(Data section)
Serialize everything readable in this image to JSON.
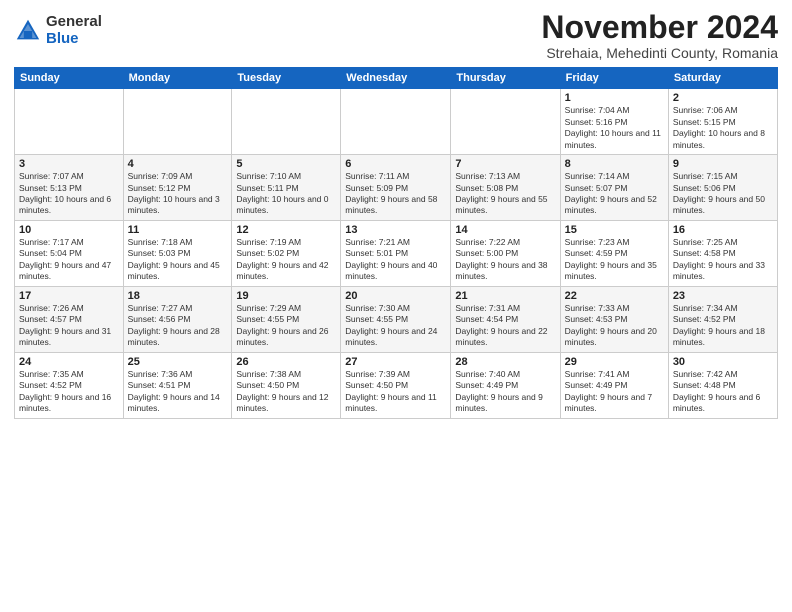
{
  "logo": {
    "general": "General",
    "blue": "Blue"
  },
  "header": {
    "month": "November 2024",
    "location": "Strehaia, Mehedinti County, Romania"
  },
  "days_of_week": [
    "Sunday",
    "Monday",
    "Tuesday",
    "Wednesday",
    "Thursday",
    "Friday",
    "Saturday"
  ],
  "weeks": [
    [
      {
        "day": "",
        "info": ""
      },
      {
        "day": "",
        "info": ""
      },
      {
        "day": "",
        "info": ""
      },
      {
        "day": "",
        "info": ""
      },
      {
        "day": "",
        "info": ""
      },
      {
        "day": "1",
        "info": "Sunrise: 7:04 AM\nSunset: 5:16 PM\nDaylight: 10 hours and 11 minutes."
      },
      {
        "day": "2",
        "info": "Sunrise: 7:06 AM\nSunset: 5:15 PM\nDaylight: 10 hours and 8 minutes."
      }
    ],
    [
      {
        "day": "3",
        "info": "Sunrise: 7:07 AM\nSunset: 5:13 PM\nDaylight: 10 hours and 6 minutes."
      },
      {
        "day": "4",
        "info": "Sunrise: 7:09 AM\nSunset: 5:12 PM\nDaylight: 10 hours and 3 minutes."
      },
      {
        "day": "5",
        "info": "Sunrise: 7:10 AM\nSunset: 5:11 PM\nDaylight: 10 hours and 0 minutes."
      },
      {
        "day": "6",
        "info": "Sunrise: 7:11 AM\nSunset: 5:09 PM\nDaylight: 9 hours and 58 minutes."
      },
      {
        "day": "7",
        "info": "Sunrise: 7:13 AM\nSunset: 5:08 PM\nDaylight: 9 hours and 55 minutes."
      },
      {
        "day": "8",
        "info": "Sunrise: 7:14 AM\nSunset: 5:07 PM\nDaylight: 9 hours and 52 minutes."
      },
      {
        "day": "9",
        "info": "Sunrise: 7:15 AM\nSunset: 5:06 PM\nDaylight: 9 hours and 50 minutes."
      }
    ],
    [
      {
        "day": "10",
        "info": "Sunrise: 7:17 AM\nSunset: 5:04 PM\nDaylight: 9 hours and 47 minutes."
      },
      {
        "day": "11",
        "info": "Sunrise: 7:18 AM\nSunset: 5:03 PM\nDaylight: 9 hours and 45 minutes."
      },
      {
        "day": "12",
        "info": "Sunrise: 7:19 AM\nSunset: 5:02 PM\nDaylight: 9 hours and 42 minutes."
      },
      {
        "day": "13",
        "info": "Sunrise: 7:21 AM\nSunset: 5:01 PM\nDaylight: 9 hours and 40 minutes."
      },
      {
        "day": "14",
        "info": "Sunrise: 7:22 AM\nSunset: 5:00 PM\nDaylight: 9 hours and 38 minutes."
      },
      {
        "day": "15",
        "info": "Sunrise: 7:23 AM\nSunset: 4:59 PM\nDaylight: 9 hours and 35 minutes."
      },
      {
        "day": "16",
        "info": "Sunrise: 7:25 AM\nSunset: 4:58 PM\nDaylight: 9 hours and 33 minutes."
      }
    ],
    [
      {
        "day": "17",
        "info": "Sunrise: 7:26 AM\nSunset: 4:57 PM\nDaylight: 9 hours and 31 minutes."
      },
      {
        "day": "18",
        "info": "Sunrise: 7:27 AM\nSunset: 4:56 PM\nDaylight: 9 hours and 28 minutes."
      },
      {
        "day": "19",
        "info": "Sunrise: 7:29 AM\nSunset: 4:55 PM\nDaylight: 9 hours and 26 minutes."
      },
      {
        "day": "20",
        "info": "Sunrise: 7:30 AM\nSunset: 4:55 PM\nDaylight: 9 hours and 24 minutes."
      },
      {
        "day": "21",
        "info": "Sunrise: 7:31 AM\nSunset: 4:54 PM\nDaylight: 9 hours and 22 minutes."
      },
      {
        "day": "22",
        "info": "Sunrise: 7:33 AM\nSunset: 4:53 PM\nDaylight: 9 hours and 20 minutes."
      },
      {
        "day": "23",
        "info": "Sunrise: 7:34 AM\nSunset: 4:52 PM\nDaylight: 9 hours and 18 minutes."
      }
    ],
    [
      {
        "day": "24",
        "info": "Sunrise: 7:35 AM\nSunset: 4:52 PM\nDaylight: 9 hours and 16 minutes."
      },
      {
        "day": "25",
        "info": "Sunrise: 7:36 AM\nSunset: 4:51 PM\nDaylight: 9 hours and 14 minutes."
      },
      {
        "day": "26",
        "info": "Sunrise: 7:38 AM\nSunset: 4:50 PM\nDaylight: 9 hours and 12 minutes."
      },
      {
        "day": "27",
        "info": "Sunrise: 7:39 AM\nSunset: 4:50 PM\nDaylight: 9 hours and 11 minutes."
      },
      {
        "day": "28",
        "info": "Sunrise: 7:40 AM\nSunset: 4:49 PM\nDaylight: 9 hours and 9 minutes."
      },
      {
        "day": "29",
        "info": "Sunrise: 7:41 AM\nSunset: 4:49 PM\nDaylight: 9 hours and 7 minutes."
      },
      {
        "day": "30",
        "info": "Sunrise: 7:42 AM\nSunset: 4:48 PM\nDaylight: 9 hours and 6 minutes."
      }
    ]
  ]
}
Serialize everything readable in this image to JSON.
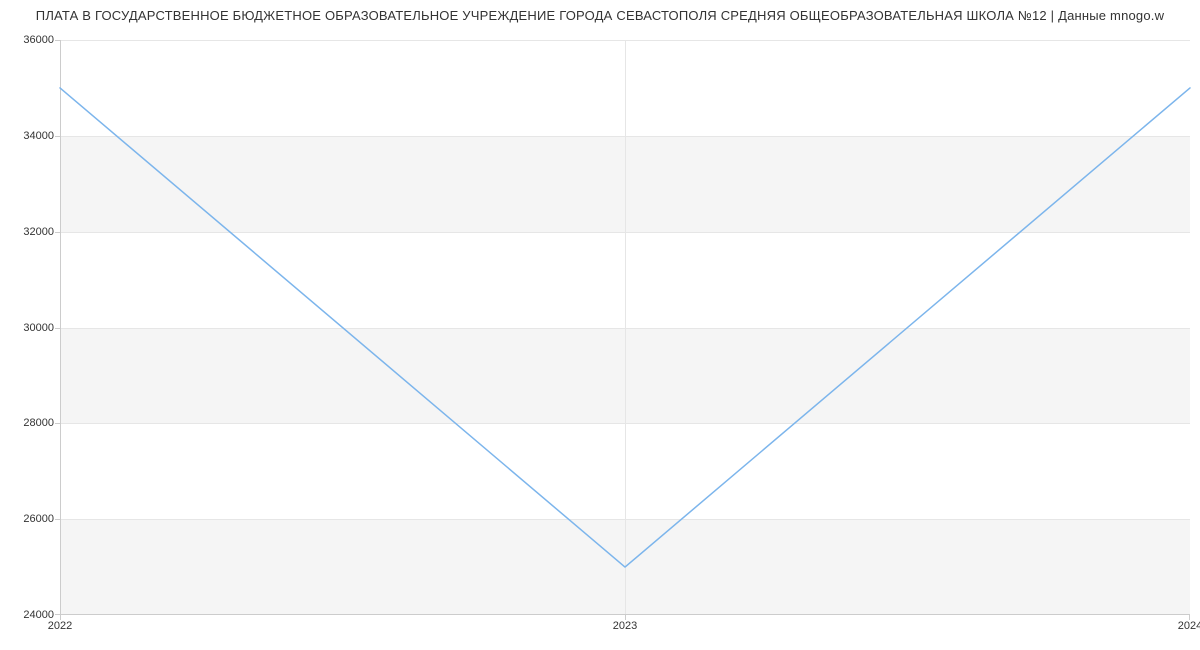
{
  "chart_data": {
    "type": "line",
    "title": "ПЛАТА В ГОСУДАРСТВЕННОЕ БЮДЖЕТНОЕ ОБРАЗОВАТЕЛЬНОЕ УЧРЕЖДЕНИЕ ГОРОДА СЕВАСТОПОЛЯ СРЕДНЯЯ ОБЩЕОБРАЗОВАТЕЛЬНАЯ ШКОЛА №12 | Данные mnogo.w",
    "categories": [
      "2022",
      "2023",
      "2024"
    ],
    "values": [
      35000,
      25000,
      35000
    ],
    "xlabel": "",
    "ylabel": "",
    "ylim": [
      24000,
      36000
    ],
    "y_ticks": [
      24000,
      26000,
      28000,
      30000,
      32000,
      34000,
      36000
    ],
    "line_color": "#7cb5ec",
    "band_color": "#f5f5f5"
  }
}
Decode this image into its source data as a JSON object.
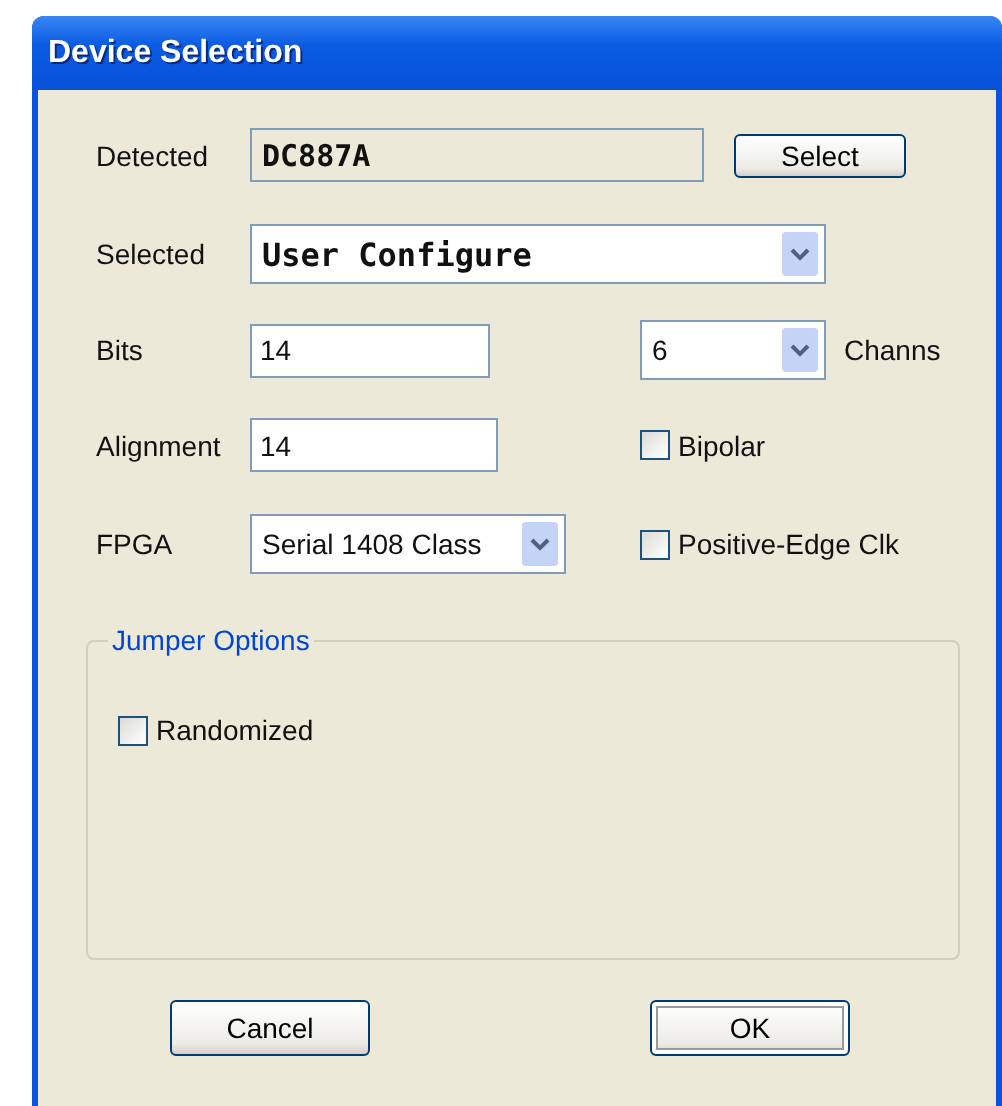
{
  "window": {
    "title": "Device Selection"
  },
  "detected": {
    "label": "Detected",
    "value": "DC887A",
    "button": "Select"
  },
  "selected": {
    "label": "Selected",
    "value": "User Configure"
  },
  "bits": {
    "label": "Bits",
    "value": "14"
  },
  "channels": {
    "value": "6",
    "label": "Channs"
  },
  "alignment": {
    "label": "Alignment",
    "value": "14"
  },
  "bipolar": {
    "label": "Bipolar",
    "checked": false
  },
  "fpga": {
    "label": "FPGA",
    "value": "Serial 1408 Class"
  },
  "positive_edge_clk": {
    "label": "Positive-Edge Clk",
    "checked": false
  },
  "jumper_options": {
    "title": "Jumper Options",
    "options": [
      {
        "label": "Randomized",
        "checked": false
      }
    ]
  },
  "buttons": [
    {
      "label": "Cancel",
      "default": false
    },
    {
      "label": "OK",
      "default": true
    }
  ]
}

(Work to be completed) Report how many lines of the data hold the string "false"; give only the number.

(Written solution) 4